Transcribe each line exactly.

━━ STORED RECORDS ━━

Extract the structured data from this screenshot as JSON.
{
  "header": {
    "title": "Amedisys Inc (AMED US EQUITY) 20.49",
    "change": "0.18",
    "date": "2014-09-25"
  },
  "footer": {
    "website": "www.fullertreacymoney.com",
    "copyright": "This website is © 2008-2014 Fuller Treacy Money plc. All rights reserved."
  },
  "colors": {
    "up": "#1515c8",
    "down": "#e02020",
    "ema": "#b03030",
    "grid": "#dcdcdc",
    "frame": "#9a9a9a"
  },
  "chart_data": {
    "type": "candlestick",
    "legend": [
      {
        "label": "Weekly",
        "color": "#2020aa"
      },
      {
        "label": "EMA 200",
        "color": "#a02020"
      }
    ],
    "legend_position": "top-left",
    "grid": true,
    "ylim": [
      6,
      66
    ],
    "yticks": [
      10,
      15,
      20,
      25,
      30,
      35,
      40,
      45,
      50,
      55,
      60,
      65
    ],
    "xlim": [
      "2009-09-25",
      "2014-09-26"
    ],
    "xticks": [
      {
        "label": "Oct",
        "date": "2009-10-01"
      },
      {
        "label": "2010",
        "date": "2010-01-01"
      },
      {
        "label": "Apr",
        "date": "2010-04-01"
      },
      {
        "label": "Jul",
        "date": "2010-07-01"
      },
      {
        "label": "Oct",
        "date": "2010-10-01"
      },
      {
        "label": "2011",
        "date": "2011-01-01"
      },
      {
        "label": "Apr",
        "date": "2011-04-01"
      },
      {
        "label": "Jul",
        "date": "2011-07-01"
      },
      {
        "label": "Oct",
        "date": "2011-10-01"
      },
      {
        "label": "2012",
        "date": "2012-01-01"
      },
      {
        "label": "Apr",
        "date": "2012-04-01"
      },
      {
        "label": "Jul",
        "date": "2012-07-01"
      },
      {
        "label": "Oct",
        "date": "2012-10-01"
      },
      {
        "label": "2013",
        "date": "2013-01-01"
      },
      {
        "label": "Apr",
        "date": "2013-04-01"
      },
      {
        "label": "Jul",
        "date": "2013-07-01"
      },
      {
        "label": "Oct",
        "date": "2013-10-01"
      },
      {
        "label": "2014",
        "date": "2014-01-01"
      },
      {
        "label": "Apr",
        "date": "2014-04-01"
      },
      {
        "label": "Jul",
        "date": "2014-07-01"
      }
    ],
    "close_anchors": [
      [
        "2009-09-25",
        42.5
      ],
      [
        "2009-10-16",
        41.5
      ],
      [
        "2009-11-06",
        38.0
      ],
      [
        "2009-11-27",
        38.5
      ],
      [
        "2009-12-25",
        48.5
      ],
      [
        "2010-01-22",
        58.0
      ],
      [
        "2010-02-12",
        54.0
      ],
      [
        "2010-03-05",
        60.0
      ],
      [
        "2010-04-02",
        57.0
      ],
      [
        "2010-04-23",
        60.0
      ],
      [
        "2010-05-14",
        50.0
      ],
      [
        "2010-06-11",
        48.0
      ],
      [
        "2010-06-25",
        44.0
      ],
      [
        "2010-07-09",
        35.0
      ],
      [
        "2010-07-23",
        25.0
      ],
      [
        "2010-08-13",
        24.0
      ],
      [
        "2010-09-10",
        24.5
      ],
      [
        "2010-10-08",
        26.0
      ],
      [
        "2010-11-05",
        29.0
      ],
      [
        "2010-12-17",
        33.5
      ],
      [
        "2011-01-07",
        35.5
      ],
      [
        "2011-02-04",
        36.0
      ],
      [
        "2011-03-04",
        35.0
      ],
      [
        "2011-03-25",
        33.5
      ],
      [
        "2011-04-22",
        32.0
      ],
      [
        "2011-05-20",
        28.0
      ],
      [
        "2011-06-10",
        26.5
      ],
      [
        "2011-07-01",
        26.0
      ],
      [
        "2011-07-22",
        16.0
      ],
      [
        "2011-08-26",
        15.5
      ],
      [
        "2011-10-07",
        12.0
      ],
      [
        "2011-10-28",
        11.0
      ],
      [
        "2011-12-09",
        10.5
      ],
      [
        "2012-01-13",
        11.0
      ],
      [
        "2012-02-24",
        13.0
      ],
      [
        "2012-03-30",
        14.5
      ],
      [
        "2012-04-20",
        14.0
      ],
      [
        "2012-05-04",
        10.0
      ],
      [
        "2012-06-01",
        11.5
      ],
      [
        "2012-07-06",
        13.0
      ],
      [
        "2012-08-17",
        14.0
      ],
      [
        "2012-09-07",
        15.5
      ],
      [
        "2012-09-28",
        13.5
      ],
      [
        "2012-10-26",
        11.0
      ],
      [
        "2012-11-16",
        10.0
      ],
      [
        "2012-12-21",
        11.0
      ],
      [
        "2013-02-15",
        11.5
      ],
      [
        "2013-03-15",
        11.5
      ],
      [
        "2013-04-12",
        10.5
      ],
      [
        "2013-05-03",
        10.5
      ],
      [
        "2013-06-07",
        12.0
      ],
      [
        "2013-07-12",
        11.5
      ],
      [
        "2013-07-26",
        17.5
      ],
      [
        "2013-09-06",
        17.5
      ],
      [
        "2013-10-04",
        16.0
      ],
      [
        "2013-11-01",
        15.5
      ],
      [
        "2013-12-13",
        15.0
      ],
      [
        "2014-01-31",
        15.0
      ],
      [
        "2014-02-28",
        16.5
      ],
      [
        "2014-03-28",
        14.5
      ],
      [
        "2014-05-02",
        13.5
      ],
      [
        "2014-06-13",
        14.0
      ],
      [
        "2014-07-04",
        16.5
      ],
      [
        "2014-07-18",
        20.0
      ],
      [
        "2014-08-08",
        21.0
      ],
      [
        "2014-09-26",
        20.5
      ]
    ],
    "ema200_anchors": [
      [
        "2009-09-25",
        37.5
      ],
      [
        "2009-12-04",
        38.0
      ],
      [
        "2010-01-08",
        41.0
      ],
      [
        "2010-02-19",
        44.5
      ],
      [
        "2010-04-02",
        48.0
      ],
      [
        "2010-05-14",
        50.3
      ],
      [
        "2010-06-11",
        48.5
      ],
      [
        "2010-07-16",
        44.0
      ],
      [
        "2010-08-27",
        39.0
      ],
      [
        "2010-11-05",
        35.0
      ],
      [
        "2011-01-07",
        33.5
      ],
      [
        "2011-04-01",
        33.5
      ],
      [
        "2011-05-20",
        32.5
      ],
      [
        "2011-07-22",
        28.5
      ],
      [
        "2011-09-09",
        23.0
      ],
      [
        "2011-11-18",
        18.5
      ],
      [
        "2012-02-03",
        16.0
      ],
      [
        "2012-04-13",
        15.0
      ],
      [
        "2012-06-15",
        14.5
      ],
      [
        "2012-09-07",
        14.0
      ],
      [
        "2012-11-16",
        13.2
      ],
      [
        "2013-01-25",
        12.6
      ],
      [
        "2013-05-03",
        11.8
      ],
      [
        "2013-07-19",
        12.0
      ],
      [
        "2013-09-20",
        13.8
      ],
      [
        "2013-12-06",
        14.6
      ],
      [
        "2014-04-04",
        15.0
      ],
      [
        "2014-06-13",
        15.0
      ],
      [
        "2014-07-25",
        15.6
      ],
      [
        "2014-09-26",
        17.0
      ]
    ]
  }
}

━━━

_EXERCISE OUTPUT_.
Extract the structured data from this screenshot as JSON.
{
  "header": {
    "title": "Amedisys Inc (AMED US EQUITY) 20.49",
    "change": "0.18",
    "date": "2014-09-25"
  },
  "footer": {
    "website": "www.fullertreacymoney.com",
    "copyright": "This website is © 2008-2014 Fuller Treacy Money plc. All rights reserved."
  },
  "colors": {
    "up": "#1515c8",
    "down": "#e02020",
    "ema": "#b03030",
    "grid": "#dcdcdc",
    "frame": "#9a9a9a"
  },
  "chart_data": {
    "type": "candlestick",
    "legend": [
      {
        "label": "Weekly",
        "color": "#2020aa"
      },
      {
        "label": "EMA 200",
        "color": "#a02020"
      }
    ],
    "legend_position": "top-left",
    "grid": true,
    "ylim": [
      6,
      66
    ],
    "yticks": [
      10,
      15,
      20,
      25,
      30,
      35,
      40,
      45,
      50,
      55,
      60,
      65
    ],
    "xlim": [
      "2009-09-25",
      "2014-09-26"
    ],
    "xticks": [
      {
        "label": "Oct",
        "date": "2009-10-01"
      },
      {
        "label": "2010",
        "date": "2010-01-01"
      },
      {
        "label": "Apr",
        "date": "2010-04-01"
      },
      {
        "label": "Jul",
        "date": "2010-07-01"
      },
      {
        "label": "Oct",
        "date": "2010-10-01"
      },
      {
        "label": "2011",
        "date": "2011-01-01"
      },
      {
        "label": "Apr",
        "date": "2011-04-01"
      },
      {
        "label": "Jul",
        "date": "2011-07-01"
      },
      {
        "label": "Oct",
        "date": "2011-10-01"
      },
      {
        "label": "2012",
        "date": "2012-01-01"
      },
      {
        "label": "Apr",
        "date": "2012-04-01"
      },
      {
        "label": "Jul",
        "date": "2012-07-01"
      },
      {
        "label": "Oct",
        "date": "2012-10-01"
      },
      {
        "label": "2013",
        "date": "2013-01-01"
      },
      {
        "label": "Apr",
        "date": "2013-04-01"
      },
      {
        "label": "Jul",
        "date": "2013-07-01"
      },
      {
        "label": "Oct",
        "date": "2013-10-01"
      },
      {
        "label": "2014",
        "date": "2014-01-01"
      },
      {
        "label": "Apr",
        "date": "2014-04-01"
      },
      {
        "label": "Jul",
        "date": "2014-07-01"
      }
    ],
    "close_anchors": [
      [
        "2009-09-25",
        42.5
      ],
      [
        "2009-10-16",
        41.5
      ],
      [
        "2009-11-06",
        38.0
      ],
      [
        "2009-11-27",
        38.5
      ],
      [
        "2009-12-25",
        48.5
      ],
      [
        "2010-01-22",
        58.0
      ],
      [
        "2010-02-12",
        54.0
      ],
      [
        "2010-03-05",
        60.0
      ],
      [
        "2010-04-02",
        57.0
      ],
      [
        "2010-04-23",
        60.0
      ],
      [
        "2010-05-14",
        50.0
      ],
      [
        "2010-06-11",
        48.0
      ],
      [
        "2010-06-25",
        44.0
      ],
      [
        "2010-07-09",
        35.0
      ],
      [
        "2010-07-23",
        25.0
      ],
      [
        "2010-08-13",
        24.0
      ],
      [
        "2010-09-10",
        24.5
      ],
      [
        "2010-10-08",
        26.0
      ],
      [
        "2010-11-05",
        29.0
      ],
      [
        "2010-12-17",
        33.5
      ],
      [
        "2011-01-07",
        35.5
      ],
      [
        "2011-02-04",
        36.0
      ],
      [
        "2011-03-04",
        35.0
      ],
      [
        "2011-03-25",
        33.5
      ],
      [
        "2011-04-22",
        32.0
      ],
      [
        "2011-05-20",
        28.0
      ],
      [
        "2011-06-10",
        26.5
      ],
      [
        "2011-07-01",
        26.0
      ],
      [
        "2011-07-22",
        16.0
      ],
      [
        "2011-08-26",
        15.5
      ],
      [
        "2011-10-07",
        12.0
      ],
      [
        "2011-10-28",
        11.0
      ],
      [
        "2011-12-09",
        10.5
      ],
      [
        "2012-01-13",
        11.0
      ],
      [
        "2012-02-24",
        13.0
      ],
      [
        "2012-03-30",
        14.5
      ],
      [
        "2012-04-20",
        14.0
      ],
      [
        "2012-05-04",
        10.0
      ],
      [
        "2012-06-01",
        11.5
      ],
      [
        "2012-07-06",
        13.0
      ],
      [
        "2012-08-17",
        14.0
      ],
      [
        "2012-09-07",
        15.5
      ],
      [
        "2012-09-28",
        13.5
      ],
      [
        "2012-10-26",
        11.0
      ],
      [
        "2012-11-16",
        10.0
      ],
      [
        "2012-12-21",
        11.0
      ],
      [
        "2013-02-15",
        11.5
      ],
      [
        "2013-03-15",
        11.5
      ],
      [
        "2013-04-12",
        10.5
      ],
      [
        "2013-05-03",
        10.5
      ],
      [
        "2013-06-07",
        12.0
      ],
      [
        "2013-07-12",
        11.5
      ],
      [
        "2013-07-26",
        17.5
      ],
      [
        "2013-09-06",
        17.5
      ],
      [
        "2013-10-04",
        16.0
      ],
      [
        "2013-11-01",
        15.5
      ],
      [
        "2013-12-13",
        15.0
      ],
      [
        "2014-01-31",
        15.0
      ],
      [
        "2014-02-28",
        16.5
      ],
      [
        "2014-03-28",
        14.5
      ],
      [
        "2014-05-02",
        13.5
      ],
      [
        "2014-06-13",
        14.0
      ],
      [
        "2014-07-04",
        16.5
      ],
      [
        "2014-07-18",
        20.0
      ],
      [
        "2014-08-08",
        21.0
      ],
      [
        "2014-09-26",
        20.5
      ]
    ],
    "ema200_anchors": [
      [
        "2009-09-25",
        37.5
      ],
      [
        "2009-12-04",
        38.0
      ],
      [
        "2010-01-08",
        41.0
      ],
      [
        "2010-02-19",
        44.5
      ],
      [
        "2010-04-02",
        48.0
      ],
      [
        "2010-05-14",
        50.3
      ],
      [
        "2010-06-11",
        48.5
      ],
      [
        "2010-07-16",
        44.0
      ],
      [
        "2010-08-27",
        39.0
      ],
      [
        "2010-11-05",
        35.0
      ],
      [
        "2011-01-07",
        33.5
      ],
      [
        "2011-04-01",
        33.5
      ],
      [
        "2011-05-20",
        32.5
      ],
      [
        "2011-07-22",
        28.5
      ],
      [
        "2011-09-09",
        23.0
      ],
      [
        "2011-11-18",
        18.5
      ],
      [
        "2012-02-03",
        16.0
      ],
      [
        "2012-04-13",
        15.0
      ],
      [
        "2012-06-15",
        14.5
      ],
      [
        "2012-09-07",
        14.0
      ],
      [
        "2012-11-16",
        13.2
      ],
      [
        "2013-01-25",
        12.6
      ],
      [
        "2013-05-03",
        11.8
      ],
      [
        "2013-07-19",
        12.0
      ],
      [
        "2013-09-20",
        13.8
      ],
      [
        "2013-12-06",
        14.6
      ],
      [
        "2014-04-04",
        15.0
      ],
      [
        "2014-06-13",
        15.0
      ],
      [
        "2014-07-25",
        15.6
      ],
      [
        "2014-09-26",
        17.0
      ]
    ]
  }
}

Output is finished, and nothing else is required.